* [COSA FARE]:
Riscrivi in forma di elenco puntato il paragrafo dell'estratto sul microbioma degli alimenti che inizia con «Per caratterizzare il microbioma alimentare», conservandone i fatti principali.

Svelato il microbioma del cibo che mangiamo: l’analisi di oltre 2.500 alimenti da 50 Paesi ha permesso di identificare quasi 11.000 tra batteri e funghi (metà dei quali appartenenti a specie finora sconosciute) che finiscono per comporre parte della flora intestinale umana.

La scoperta è pubblicata sulla rivista Cell da un gruppo di ricerca internazionale coordinato dal Dipartimento Cibio dell’Università di Trento, e potrà avere importanti risvolti non solo per la salute umana, ma anche per migliorare la conservazione degli alimenti e perfino per certificarne la provenienza.

«Questa è la più grande indagine sui microbi negli alimenti mai realizzata», afferma Nicola Segata, microbiologo computazionale dell’Università di Trento e dell’Istituto europeo di Oncologia (Ieo) di Milano. Tradizionalmente, i microbi presenti negli alimenti sono coltivati singolarmente in laboratorio, con un processo molto lento e non adatto a tutti i tipi di microrganismi.

Per caratterizzare il microbioma alimentare in modo più completo ed efficiente, il gruppo di ricerca ha invece sfruttato la metagenomica, un approccio che permette di sequenziare simultaneamente l’intero materiale genetico presente in un campione alimentare. Analizzando oltre 2.500 metagenomi, sono stati individuati 10.899 genomi di microbi associati agli alimenti, classificati in 1.036 specie batteriche e 108 specie fungine. Si è inoltre osservato che alimenti simili tendono a ospitare microbi simili, ma non identici, con una maggiore varietà tra i latticini.

* [VOCI FORNITE]:
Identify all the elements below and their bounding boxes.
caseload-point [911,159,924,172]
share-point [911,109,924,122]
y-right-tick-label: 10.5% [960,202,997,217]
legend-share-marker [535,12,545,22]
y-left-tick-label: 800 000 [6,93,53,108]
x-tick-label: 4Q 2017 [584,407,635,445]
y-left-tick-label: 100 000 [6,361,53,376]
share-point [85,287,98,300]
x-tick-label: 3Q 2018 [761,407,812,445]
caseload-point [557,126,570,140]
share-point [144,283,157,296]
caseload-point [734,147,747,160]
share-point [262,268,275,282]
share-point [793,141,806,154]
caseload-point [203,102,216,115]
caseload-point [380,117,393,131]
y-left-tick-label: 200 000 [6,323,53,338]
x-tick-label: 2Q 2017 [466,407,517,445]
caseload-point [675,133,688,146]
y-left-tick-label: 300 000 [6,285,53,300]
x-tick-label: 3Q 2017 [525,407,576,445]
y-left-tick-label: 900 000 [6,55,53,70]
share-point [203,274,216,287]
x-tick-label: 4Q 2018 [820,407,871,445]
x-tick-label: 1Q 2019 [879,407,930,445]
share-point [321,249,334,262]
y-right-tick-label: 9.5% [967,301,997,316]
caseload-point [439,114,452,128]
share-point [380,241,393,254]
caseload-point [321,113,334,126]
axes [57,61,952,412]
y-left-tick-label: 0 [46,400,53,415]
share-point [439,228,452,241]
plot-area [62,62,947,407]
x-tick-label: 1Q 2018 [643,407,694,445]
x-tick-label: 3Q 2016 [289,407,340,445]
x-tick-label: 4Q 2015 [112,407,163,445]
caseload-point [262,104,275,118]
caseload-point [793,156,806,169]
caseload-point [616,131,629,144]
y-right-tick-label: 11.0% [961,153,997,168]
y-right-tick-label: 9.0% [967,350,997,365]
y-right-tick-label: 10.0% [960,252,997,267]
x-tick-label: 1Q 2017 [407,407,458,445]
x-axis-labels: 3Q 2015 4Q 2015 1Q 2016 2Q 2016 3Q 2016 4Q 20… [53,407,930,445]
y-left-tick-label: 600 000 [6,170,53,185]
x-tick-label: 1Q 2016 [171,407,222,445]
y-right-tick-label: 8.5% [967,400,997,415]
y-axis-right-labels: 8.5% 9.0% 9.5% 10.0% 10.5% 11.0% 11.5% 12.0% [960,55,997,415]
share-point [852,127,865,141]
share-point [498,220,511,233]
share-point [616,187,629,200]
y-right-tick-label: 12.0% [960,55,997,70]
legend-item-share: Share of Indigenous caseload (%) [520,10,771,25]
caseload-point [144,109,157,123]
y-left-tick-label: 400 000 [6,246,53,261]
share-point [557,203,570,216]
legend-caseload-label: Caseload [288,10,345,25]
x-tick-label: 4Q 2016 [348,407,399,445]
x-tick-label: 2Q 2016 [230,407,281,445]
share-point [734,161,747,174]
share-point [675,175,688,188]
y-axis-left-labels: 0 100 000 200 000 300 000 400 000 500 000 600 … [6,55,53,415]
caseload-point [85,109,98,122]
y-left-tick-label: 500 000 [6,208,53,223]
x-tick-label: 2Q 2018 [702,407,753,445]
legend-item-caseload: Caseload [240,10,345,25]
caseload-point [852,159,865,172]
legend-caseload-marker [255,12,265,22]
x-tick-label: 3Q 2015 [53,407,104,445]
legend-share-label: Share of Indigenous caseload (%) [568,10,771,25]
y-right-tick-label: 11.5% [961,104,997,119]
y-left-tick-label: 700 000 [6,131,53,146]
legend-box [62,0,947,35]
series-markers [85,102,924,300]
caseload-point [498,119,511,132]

* [RISPOSTA]:
- Per caratterizzare il microbioma alimentare in modo più completo ed efficiente, il gruppo di ricerca ha usato la metagenomica.
- Questo approccio sequenzia simultaneamente l'intero materiale genetico presente in un campione alimentare.
- L'analisi di oltre 2.500 metagenomi ha individuato 10.899 genomi di microbi associati agli alimenti.
- Questi genomi sono stati classificati in 1.036 specie batteriche e 108 specie fungine.
- Alimenti simili tendono a ospitare microbi simili ma non identici, con una maggiore varietà tra i latticini.